(Set task) In the entries below, find every line holding the string "portfolio" and collect it.

(Input material)
# # # # #
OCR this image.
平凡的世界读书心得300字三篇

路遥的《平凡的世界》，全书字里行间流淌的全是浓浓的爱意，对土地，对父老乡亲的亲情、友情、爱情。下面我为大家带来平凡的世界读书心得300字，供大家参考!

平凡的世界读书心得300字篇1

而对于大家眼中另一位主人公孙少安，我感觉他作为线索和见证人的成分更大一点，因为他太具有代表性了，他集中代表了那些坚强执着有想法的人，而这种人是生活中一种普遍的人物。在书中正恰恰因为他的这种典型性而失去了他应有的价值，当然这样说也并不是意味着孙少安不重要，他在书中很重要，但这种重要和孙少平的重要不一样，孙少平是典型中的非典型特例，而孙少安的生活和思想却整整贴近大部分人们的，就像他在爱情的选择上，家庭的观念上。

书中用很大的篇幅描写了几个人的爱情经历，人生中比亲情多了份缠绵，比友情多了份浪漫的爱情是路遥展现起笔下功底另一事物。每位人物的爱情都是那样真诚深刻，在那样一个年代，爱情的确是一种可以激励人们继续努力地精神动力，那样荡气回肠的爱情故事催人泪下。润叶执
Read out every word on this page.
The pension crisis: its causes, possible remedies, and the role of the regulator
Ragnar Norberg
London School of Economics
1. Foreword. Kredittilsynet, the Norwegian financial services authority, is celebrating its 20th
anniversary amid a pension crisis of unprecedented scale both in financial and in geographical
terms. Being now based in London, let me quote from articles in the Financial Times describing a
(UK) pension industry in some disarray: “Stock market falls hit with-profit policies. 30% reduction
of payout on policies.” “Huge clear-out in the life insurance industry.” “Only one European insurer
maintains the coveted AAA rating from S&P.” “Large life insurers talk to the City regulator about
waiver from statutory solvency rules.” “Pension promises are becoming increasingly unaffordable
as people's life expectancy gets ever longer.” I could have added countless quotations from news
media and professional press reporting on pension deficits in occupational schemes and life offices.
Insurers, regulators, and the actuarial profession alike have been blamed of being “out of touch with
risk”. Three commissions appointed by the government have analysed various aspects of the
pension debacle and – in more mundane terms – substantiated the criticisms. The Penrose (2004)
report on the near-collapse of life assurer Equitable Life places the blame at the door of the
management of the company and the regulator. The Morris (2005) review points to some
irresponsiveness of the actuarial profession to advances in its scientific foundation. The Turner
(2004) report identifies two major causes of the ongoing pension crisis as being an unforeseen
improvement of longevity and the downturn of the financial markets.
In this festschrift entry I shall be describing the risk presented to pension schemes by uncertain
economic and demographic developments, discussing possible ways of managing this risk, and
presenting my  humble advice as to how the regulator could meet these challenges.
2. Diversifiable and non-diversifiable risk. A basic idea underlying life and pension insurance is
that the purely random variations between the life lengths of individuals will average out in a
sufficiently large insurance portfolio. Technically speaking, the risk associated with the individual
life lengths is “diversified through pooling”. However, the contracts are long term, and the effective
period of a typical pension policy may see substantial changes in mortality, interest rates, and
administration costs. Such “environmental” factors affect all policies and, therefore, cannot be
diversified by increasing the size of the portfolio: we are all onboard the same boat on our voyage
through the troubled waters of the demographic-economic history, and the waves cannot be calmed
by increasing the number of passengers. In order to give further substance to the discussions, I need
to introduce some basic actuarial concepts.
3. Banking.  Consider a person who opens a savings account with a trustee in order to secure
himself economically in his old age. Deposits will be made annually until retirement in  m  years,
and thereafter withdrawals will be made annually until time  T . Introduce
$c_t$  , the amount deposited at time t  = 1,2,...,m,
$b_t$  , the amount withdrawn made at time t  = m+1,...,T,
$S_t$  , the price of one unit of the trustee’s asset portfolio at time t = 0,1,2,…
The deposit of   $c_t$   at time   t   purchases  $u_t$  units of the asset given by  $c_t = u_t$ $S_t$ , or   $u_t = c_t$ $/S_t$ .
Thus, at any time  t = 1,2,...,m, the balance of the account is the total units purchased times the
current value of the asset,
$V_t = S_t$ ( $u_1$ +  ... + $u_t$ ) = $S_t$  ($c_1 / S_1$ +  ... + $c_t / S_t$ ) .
# # # # #
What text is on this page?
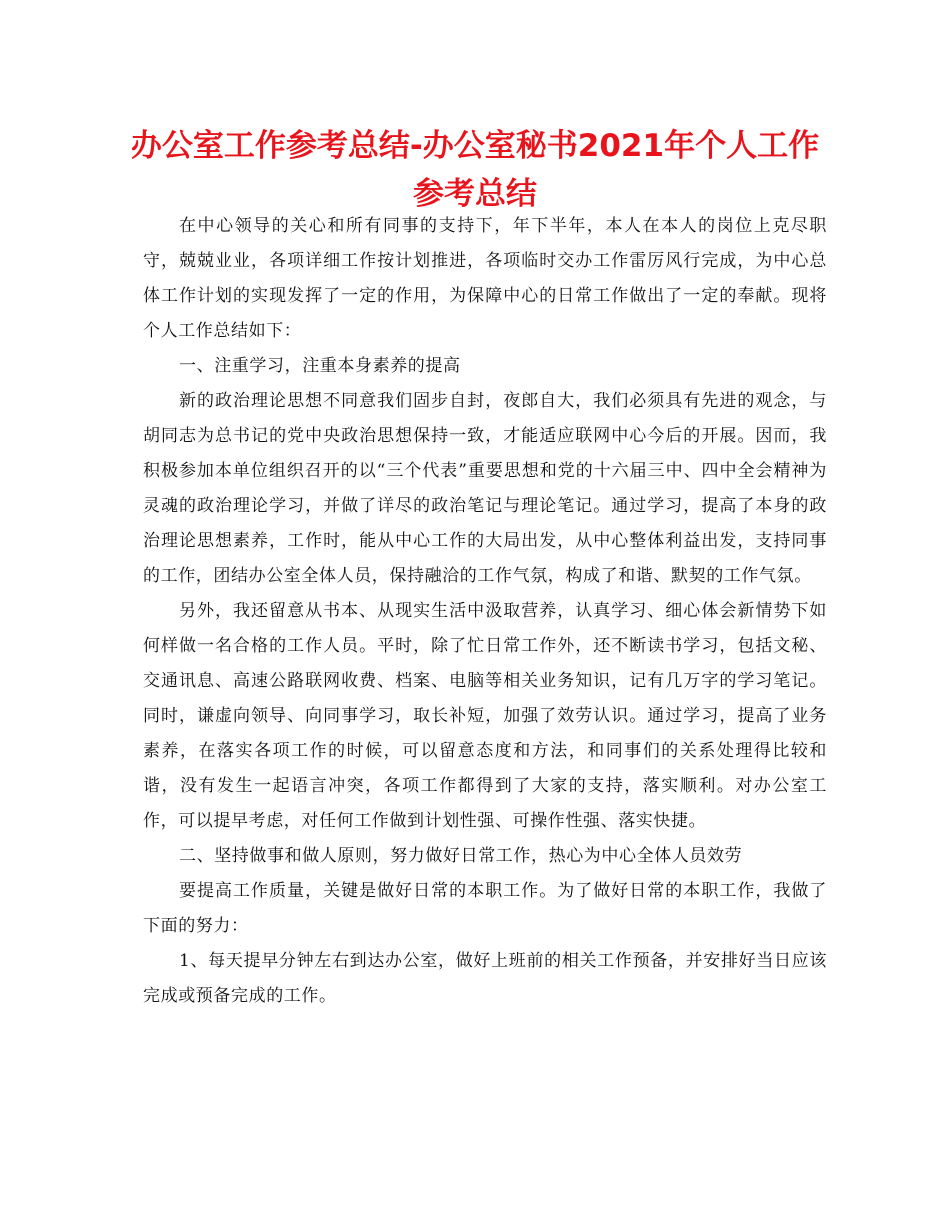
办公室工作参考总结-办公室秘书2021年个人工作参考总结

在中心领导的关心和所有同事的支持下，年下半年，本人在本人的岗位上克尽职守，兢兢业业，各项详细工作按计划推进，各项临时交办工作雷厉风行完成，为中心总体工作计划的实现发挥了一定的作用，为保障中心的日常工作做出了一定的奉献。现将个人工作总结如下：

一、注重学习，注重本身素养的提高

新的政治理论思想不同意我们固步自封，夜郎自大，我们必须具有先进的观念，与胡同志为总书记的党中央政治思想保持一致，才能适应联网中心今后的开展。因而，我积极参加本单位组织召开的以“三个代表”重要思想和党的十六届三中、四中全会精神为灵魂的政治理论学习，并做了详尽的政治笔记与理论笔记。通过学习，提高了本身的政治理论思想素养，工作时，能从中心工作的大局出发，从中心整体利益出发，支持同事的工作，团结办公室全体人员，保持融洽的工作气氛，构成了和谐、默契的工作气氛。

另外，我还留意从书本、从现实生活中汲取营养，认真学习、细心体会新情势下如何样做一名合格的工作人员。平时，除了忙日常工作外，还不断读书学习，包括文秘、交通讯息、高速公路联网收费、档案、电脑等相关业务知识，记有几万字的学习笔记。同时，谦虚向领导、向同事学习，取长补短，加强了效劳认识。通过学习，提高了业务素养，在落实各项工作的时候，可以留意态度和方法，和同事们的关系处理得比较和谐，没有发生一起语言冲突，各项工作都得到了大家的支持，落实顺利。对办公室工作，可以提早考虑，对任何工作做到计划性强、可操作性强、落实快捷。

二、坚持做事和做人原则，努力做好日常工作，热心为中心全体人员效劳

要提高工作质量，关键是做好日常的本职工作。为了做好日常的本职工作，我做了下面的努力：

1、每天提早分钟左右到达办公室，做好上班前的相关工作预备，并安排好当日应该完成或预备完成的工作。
# # # # #
(Correct output)
sufficiently large insurance portfolio. Technically speaking, the risk associated with the individual
diversified by increasing the size of the portfolio: we are all onboard the same boat on our voyage
$S_t$  , the price of one unit of the trustee’s asset portfolio at time t = 0,1,2,…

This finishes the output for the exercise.